[Aim of the exercise] The records below must be duplicated exactly, character for character.

++++ Supplied data

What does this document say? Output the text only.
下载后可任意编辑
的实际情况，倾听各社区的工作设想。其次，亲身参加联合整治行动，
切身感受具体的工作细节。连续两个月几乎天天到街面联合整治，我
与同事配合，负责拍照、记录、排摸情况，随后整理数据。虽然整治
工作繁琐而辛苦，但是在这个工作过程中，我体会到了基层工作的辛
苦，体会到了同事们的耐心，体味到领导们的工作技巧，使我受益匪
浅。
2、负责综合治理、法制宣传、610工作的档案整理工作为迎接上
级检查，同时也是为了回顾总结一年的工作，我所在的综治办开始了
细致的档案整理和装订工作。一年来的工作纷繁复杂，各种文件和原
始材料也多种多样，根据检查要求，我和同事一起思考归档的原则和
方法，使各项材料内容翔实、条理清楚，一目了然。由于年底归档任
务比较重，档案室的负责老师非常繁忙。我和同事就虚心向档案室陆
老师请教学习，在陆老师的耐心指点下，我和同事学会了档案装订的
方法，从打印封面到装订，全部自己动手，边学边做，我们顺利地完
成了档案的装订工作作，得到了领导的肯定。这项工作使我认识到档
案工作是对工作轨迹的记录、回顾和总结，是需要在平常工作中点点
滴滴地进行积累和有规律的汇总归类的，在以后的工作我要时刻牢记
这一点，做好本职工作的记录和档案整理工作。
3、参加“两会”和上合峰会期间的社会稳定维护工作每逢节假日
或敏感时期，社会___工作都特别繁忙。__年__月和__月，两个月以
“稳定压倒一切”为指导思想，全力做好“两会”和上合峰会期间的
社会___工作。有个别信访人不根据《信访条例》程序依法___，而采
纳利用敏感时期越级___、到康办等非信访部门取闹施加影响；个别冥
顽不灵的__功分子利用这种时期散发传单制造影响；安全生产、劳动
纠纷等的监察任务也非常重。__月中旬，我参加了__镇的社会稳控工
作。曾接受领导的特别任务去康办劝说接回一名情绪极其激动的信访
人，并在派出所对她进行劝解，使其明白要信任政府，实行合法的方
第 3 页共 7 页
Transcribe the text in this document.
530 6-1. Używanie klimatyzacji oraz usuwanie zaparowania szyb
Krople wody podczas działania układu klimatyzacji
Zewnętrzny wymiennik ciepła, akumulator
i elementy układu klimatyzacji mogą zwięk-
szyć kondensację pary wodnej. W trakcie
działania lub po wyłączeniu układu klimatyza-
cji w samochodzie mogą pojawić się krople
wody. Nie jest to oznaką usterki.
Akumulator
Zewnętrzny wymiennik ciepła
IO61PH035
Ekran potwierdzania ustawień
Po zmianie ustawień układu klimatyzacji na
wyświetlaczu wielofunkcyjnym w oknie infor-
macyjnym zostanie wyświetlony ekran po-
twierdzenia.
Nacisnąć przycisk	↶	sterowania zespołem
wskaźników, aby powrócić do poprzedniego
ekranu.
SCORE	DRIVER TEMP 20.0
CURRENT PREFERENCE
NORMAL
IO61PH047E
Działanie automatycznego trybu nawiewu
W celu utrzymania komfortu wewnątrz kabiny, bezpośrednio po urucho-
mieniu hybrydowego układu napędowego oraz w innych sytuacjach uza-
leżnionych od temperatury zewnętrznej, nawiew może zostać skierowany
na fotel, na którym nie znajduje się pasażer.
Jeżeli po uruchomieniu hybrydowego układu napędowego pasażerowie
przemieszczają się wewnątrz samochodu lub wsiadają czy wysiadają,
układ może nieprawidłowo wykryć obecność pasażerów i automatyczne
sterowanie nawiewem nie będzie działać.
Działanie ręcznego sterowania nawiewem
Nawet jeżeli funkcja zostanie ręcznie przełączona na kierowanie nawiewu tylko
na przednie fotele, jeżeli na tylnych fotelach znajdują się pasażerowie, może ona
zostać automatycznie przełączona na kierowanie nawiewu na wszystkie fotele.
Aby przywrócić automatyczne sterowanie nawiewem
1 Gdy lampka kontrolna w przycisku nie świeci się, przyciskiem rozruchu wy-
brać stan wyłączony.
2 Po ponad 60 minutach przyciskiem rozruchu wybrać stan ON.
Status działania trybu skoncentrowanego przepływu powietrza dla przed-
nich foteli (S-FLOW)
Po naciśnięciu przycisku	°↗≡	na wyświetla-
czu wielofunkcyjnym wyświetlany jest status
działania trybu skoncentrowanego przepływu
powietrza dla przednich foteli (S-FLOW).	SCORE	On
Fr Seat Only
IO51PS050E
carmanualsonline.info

++++++++

[Answer for this exercise]
What does this document say? Output the text only.
下载后可任意编辑
的实际情况，倾听各社区的工作设想。其次，亲身参加联合整治行动，
切身感受具体的工作细节。连续两个月几乎天天到街面联合整治，我
与同事配合，负责拍照、记录、排摸情况，随后整理数据。虽然整治
工作繁琐而辛苦，但是在这个工作过程中，我体会到了基层工作的辛
苦，体会到了同事们的耐心，体味到领导们的工作技巧，使我受益匪
浅。
2、负责综合治理、法制宣传、610工作的档案整理工作为迎接上
级检查，同时也是为了回顾总结一年的工作，我所在的综治办开始了
细致的档案整理和装订工作。一年来的工作纷繁复杂，各种文件和原
始材料也多种多样，根据检查要求，我和同事一起思考归档的原则和
方法，使各项材料内容翔实、条理清楚，一目了然。由于年底归档任
务比较重，档案室的负责老师非常繁忙。我和同事就虚心向档案室陆
老师请教学习，在陆老师的耐心指点下，我和同事学会了档案装订的
方法，从打印封面到装订，全部自己动手，边学边做，我们顺利地完
成了档案的装订工作作，得到了领导的肯定。这项工作使我认识到档
案工作是对工作轨迹的记录、回顾和总结，是需要在平常工作中点点
滴滴地进行积累和有规律的汇总归类的，在以后的工作我要时刻牢记
这一点，做好本职工作的记录和档案整理工作。
3、参加“两会”和上合峰会期间的社会稳定维护工作每逢节假日
或敏感时期，社会___工作都特别繁忙。__年__月和__月，两个月以
“稳定压倒一切”为指导思想，全力做好“两会”和上合峰会期间的
社会___工作。有个别信访人不根据《信访条例》程序依法___，而采
纳利用敏感时期越级___、到康办等非信访部门取闹施加影响；个别冥
顽不灵的__功分子利用这种时期散发传单制造影响；安全生产、劳动
纠纷等的监察任务也非常重。__月中旬，我参加了__镇的社会稳控工
作。曾接受领导的特别任务去康办劝说接回一名情绪极其激动的信访
人，并在派出所对她进行劝解，使其明白要信任政府，实行合法的方
第 3 页共 7 页
Transcribe the text in this document.
530 6-1. Używanie klimatyzacji oraz usuwanie zaparowania szyb
Krople wody podczas działania układu klimatyzacji
Zewnętrzny wymiennik ciepła, akumulator
i elementy układu klimatyzacji mogą zwięk-
szyć kondensację pary wodnej. W trakcie
działania lub po wyłączeniu układu klimatyza-
cji w samochodzie mogą pojawić się krople
wody. Nie jest to oznaką usterki.
Akumulator
Zewnętrzny wymiennik ciepła
IO61PH035
Ekran potwierdzania ustawień
Po zmianie ustawień układu klimatyzacji na
wyświetlaczu wielofunkcyjnym w oknie infor-
macyjnym zostanie wyświetlony ekran po-
twierdzenia.
Nacisnąć przycisk	↶	sterowania zespołem
wskaźników, aby powrócić do poprzedniego
ekranu.
SCORE	DRIVER TEMP 20.0
CURRENT PREFERENCE
NORMAL
IO61PH047E
Działanie automatycznego trybu nawiewu
W celu utrzymania komfortu wewnątrz kabiny, bezpośrednio po urucho-
mieniu hybrydowego układu napędowego oraz w innych sytuacjach uza-
leżnionych od temperatury zewnętrznej, nawiew może zostać skierowany
na fotel, na którym nie znajduje się pasażer.
Jeżeli po uruchomieniu hybrydowego układu napędowego pasażerowie
przemieszczają się wewnątrz samochodu lub wsiadają czy wysiadają,
układ może nieprawidłowo wykryć obecność pasażerów i automatyczne
sterowanie nawiewem nie będzie działać.
Działanie ręcznego sterowania nawiewem
Nawet jeżeli funkcja zostanie ręcznie przełączona na kierowanie nawiewu tylko
na przednie fotele, jeżeli na tylnych fotelach znajdują się pasażerowie, może ona
zostać automatycznie przełączona na kierowanie nawiewu na wszystkie fotele.
Aby przywrócić automatyczne sterowanie nawiewem
1 Gdy lampka kontrolna w przycisku nie świeci się, przyciskiem rozruchu wy-
brać stan wyłączony.
2 Po ponad 60 minutach przyciskiem rozruchu wybrać stan ON.
Status działania trybu skoncentrowanego przepływu powietrza dla przed-
nich foteli (S-FLOW)
Po naciśnięciu przycisku	°↗≡	na wyświetla-
czu wielofunkcyjnym wyświetlany jest status
działania trybu skoncentrowanego przepływu
powietrza dla przednich foteli (S-FLOW).	SCORE	On
Fr Seat Only
IO51PS050E
carmanualsonline.info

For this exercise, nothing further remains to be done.